(Saved entries)
· · · · ·
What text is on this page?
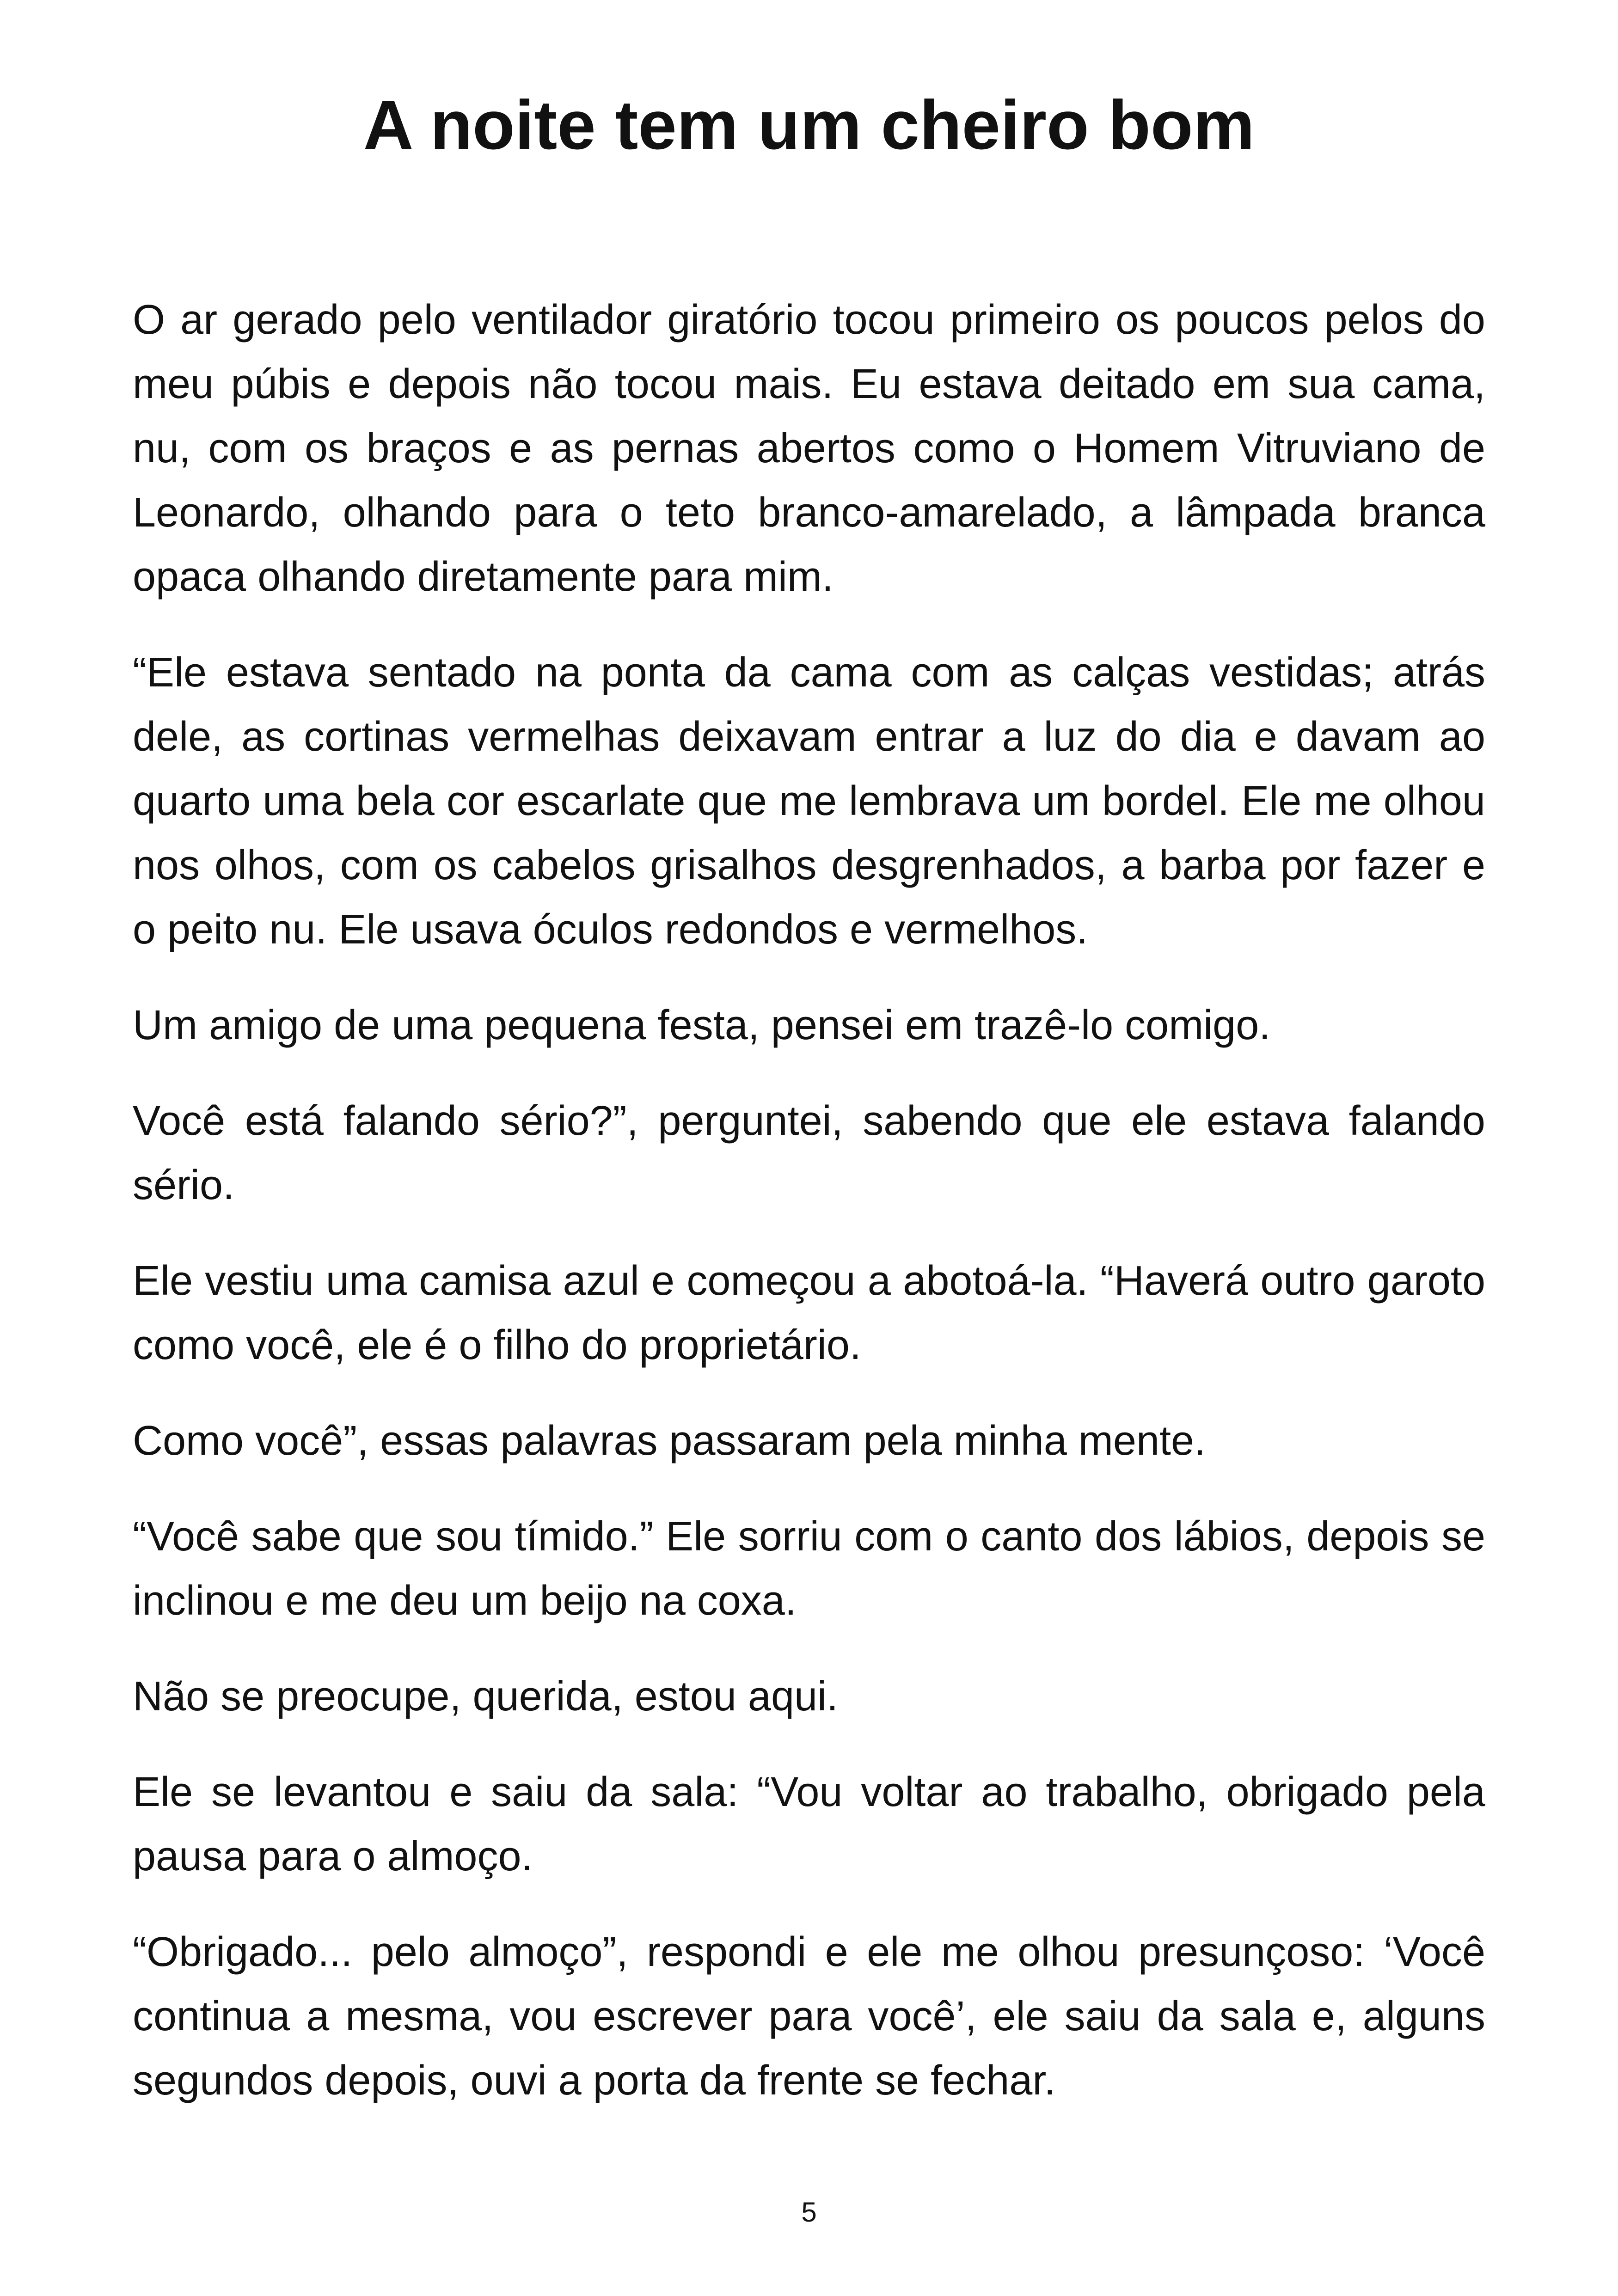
A noite tem um cheiro bom

O ar gerado pelo ventilador giratório tocou primeiro os poucos pelos do meu púbis e depois não tocou mais. Eu estava deitado em sua cama, nu, com os braços e as pernas abertos como o Homem Vitruviano de Leonardo, olhando para o teto branco-amarelado, a lâmpada branca opaca olhando diretamente para mim.

“Ele estava sentado na ponta da cama com as calças vestidas; atrás dele, as cortinas vermelhas deixavam entrar a luz do dia e davam ao quarto uma bela cor escarlate que me lembrava um bordel. Ele me olhou nos olhos, com os cabelos grisalhos desgrenhados, a barba por fazer e o peito nu. Ele usava óculos redondos e vermelhos.

Um amigo de uma pequena festa, pensei em trazê-lo comigo.

Você está falando sério?”, perguntei, sabendo que ele estava falando sério.

Ele vestiu uma camisa azul e começou a abotoá-la. “Haverá outro garoto como você, ele é o filho do proprietário.

Como você”, essas palavras passaram pela minha mente.

“Você sabe que sou tímido.” Ele sorriu com o canto dos lábios, depois se inclinou e me deu um beijo na coxa.

Não se preocupe, querida, estou aqui.

Ele se levantou e saiu da sala: “Vou voltar ao trabalho, obrigado pela pausa para o almoço.

“Obrigado... pelo almoço”, respondi e ele me olhou presunçoso: ‘Você continua a mesma, vou escrever para você’, ele saiu da sala e, alguns segundos depois, ouvi a porta da frente se fechar.

5
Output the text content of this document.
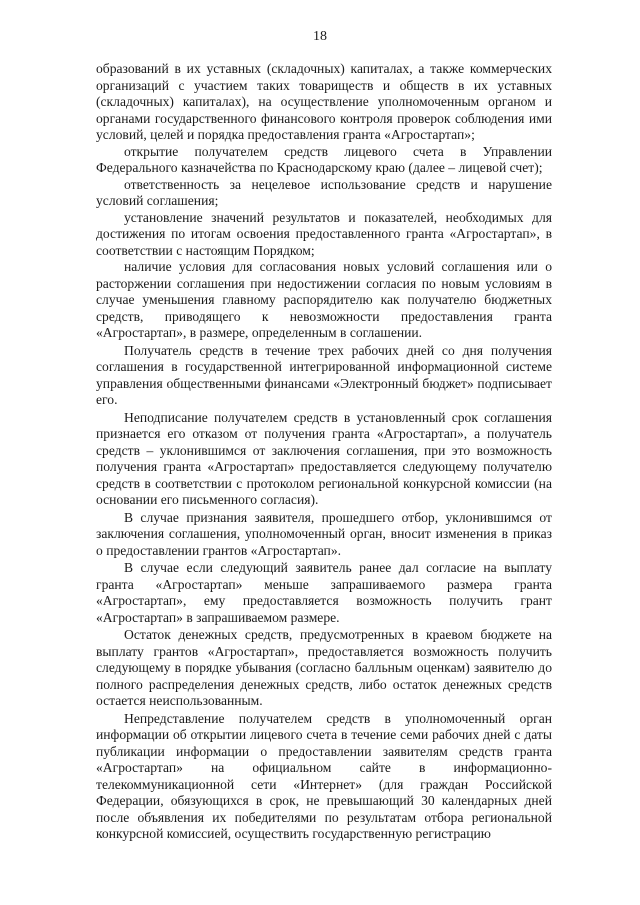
18

образований в их уставных (складочных) капиталах, а также коммерческих организаций с участием таких товариществ и обществ в их уставных (складочных) капиталах), на осуществление уполномоченным органом и органами государственного финансового контроля проверок соблюдения ими условий, целей и порядка предоставления гранта «Агростартап»;

открытие получателем средств лицевого счета в Управлении Федерального казначейства по Краснодарскому краю (далее – лицевой счет);

ответственность за нецелевое использование средств и нарушение условий соглашения;

установление значений результатов и показателей, необходимых для достижения по итогам освоения предоставленного гранта «Агростартап», в соответствии с настоящим Порядком;

наличие условия для согласования новых условий соглашения или о расторжении соглашения при недостижении согласия по новым условиям в случае уменьшения главному распорядителю как получателю бюджетных средств, приводящего к невозможности предоставления гранта «Агростартап», в размере, определенным в соглашении.

Получатель средств в течение трех рабочих дней со дня получения соглашения в государственной интегрированной информационной системе управления общественными финансами «Электронный бюджет» подписывает его.

Неподписание получателем средств в установленный срок соглашения признается его отказом от получения гранта «Агростартап», а получатель средств – уклонившимся от заключения соглашения, при это возможность получения гранта «Агростартап» предоставляется следующему получателю средств в соответствии с протоколом региональной конкурсной комиссии (на основании его письменного согласия).

В случае признания заявителя, прошедшего отбор, уклонившимся от заключения соглашения, уполномоченный орган, вносит изменения в приказ о предоставлении грантов «Агростартап».

В случае если следующий заявитель ранее дал согласие на выплату гранта «Агростартап» меньше запрашиваемого размера гранта «Агростартап», ему предоставляется возможность получить грант «Агростартап» в запрашиваемом размере.

Остаток денежных средств, предусмотренных в краевом бюджете на выплату грантов «Агростартап», предоставляется возможность получить следующему в порядке убывания (согласно балльным оценкам) заявителю до полного распределения денежных средств, либо остаток денежных средств остается неиспользованным.

Непредставление получателем средств в уполномоченный орган информации об открытии лицевого счета в течение семи рабочих дней с даты публикации информации о предоставлении заявителям средств гранта «Агростартап» на официальном сайте в информационно-телекоммуникационной сети «Интернет» (для граждан Российской Федерации, обязующихся в срок, не превышающий 30 календарных дней после объявления их победителями по результатам отбора региональной конкурсной комиссией, осуществить государственную регистрацию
· · · · ·
» **AIM OF THE TASK**:
Each line above is to be copied verbatim. Drop any image from the copy.

» **CORRECT ANSWER**:
What text is on this page?
A noite tem um cheiro bom

O ar gerado pelo ventilador giratório tocou primeiro os poucos pelos do meu púbis e depois não tocou mais. Eu estava deitado em sua cama, nu, com os braços e as pernas abertos como o Homem Vitruviano de Leonardo, olhando para o teto branco-amarelado, a lâmpada branca opaca olhando diretamente para mim.

“Ele estava sentado na ponta da cama com as calças vestidas; atrás dele, as cortinas vermelhas deixavam entrar a luz do dia e davam ao quarto uma bela cor escarlate que me lembrava um bordel. Ele me olhou nos olhos, com os cabelos grisalhos desgrenhados, a barba por fazer e o peito nu. Ele usava óculos redondos e vermelhos.

Um amigo de uma pequena festa, pensei em trazê-lo comigo.

Você está falando sério?”, perguntei, sabendo que ele estava falando sério.

Ele vestiu uma camisa azul e começou a abotoá-la. “Haverá outro garoto como você, ele é o filho do proprietário.

Como você”, essas palavras passaram pela minha mente.

“Você sabe que sou tímido.” Ele sorriu com o canto dos lábios, depois se inclinou e me deu um beijo na coxa.

Não se preocupe, querida, estou aqui.

Ele se levantou e saiu da sala: “Vou voltar ao trabalho, obrigado pela pausa para o almoço.

“Obrigado... pelo almoço”, respondi e ele me olhou presunçoso: ‘Você continua a mesma, vou escrever para você’, ele saiu da sala e, alguns segundos depois, ouvi a porta da frente se fechar.

5
Output the text content of this document.
18

образований в их уставных (складочных) капиталах, а также коммерческих организаций с участием таких товариществ и обществ в их уставных (складочных) капиталах), на осуществление уполномоченным органом и органами государственного финансового контроля проверок соблюдения ими условий, целей и порядка предоставления гранта «Агростартап»;

открытие получателем средств лицевого счета в Управлении Федерального казначейства по Краснодарскому краю (далее – лицевой счет);

ответственность за нецелевое использование средств и нарушение условий соглашения;

установление значений результатов и показателей, необходимых для достижения по итогам освоения предоставленного гранта «Агростартап», в соответствии с настоящим Порядком;

наличие условия для согласования новых условий соглашения или о расторжении соглашения при недостижении согласия по новым условиям в случае уменьшения главному распорядителю как получателю бюджетных средств, приводящего к невозможности предоставления гранта «Агростартап», в размере, определенным в соглашении.

Получатель средств в течение трех рабочих дней со дня получения соглашения в государственной интегрированной информационной системе управления общественными финансами «Электронный бюджет» подписывает его.

Неподписание получателем средств в установленный срок соглашения признается его отказом от получения гранта «Агростартап», а получатель средств – уклонившимся от заключения соглашения, при это возможность получения гранта «Агростартап» предоставляется следующему получателю средств в соответствии с протоколом региональной конкурсной комиссии (на основании его письменного согласия).

В случае признания заявителя, прошедшего отбор, уклонившимся от заключения соглашения, уполномоченный орган, вносит изменения в приказ о предоставлении грантов «Агростартап».

В случае если следующий заявитель ранее дал согласие на выплату гранта «Агростартап» меньше запрашиваемого размера гранта «Агростартап», ему предоставляется возможность получить грант «Агростартап» в запрашиваемом размере.

Остаток денежных средств, предусмотренных в краевом бюджете на выплату грантов «Агростартап», предоставляется возможность получить следующему в порядке убывания (согласно балльным оценкам) заявителю до полного распределения денежных средств, либо остаток денежных средств остается неиспользованным.

Непредставление получателем средств в уполномоченный орган информации об открытии лицевого счета в течение семи рабочих дней с даты публикации информации о предоставлении заявителям средств гранта «Агростартап» на официальном сайте в информационно-телекоммуникационной сети «Интернет» (для граждан Российской Федерации, обязующихся в срок, не превышающий 30 календарных дней после объявления их победителями по результатам отбора региональной конкурсной комиссией, осуществить государственную регистрацию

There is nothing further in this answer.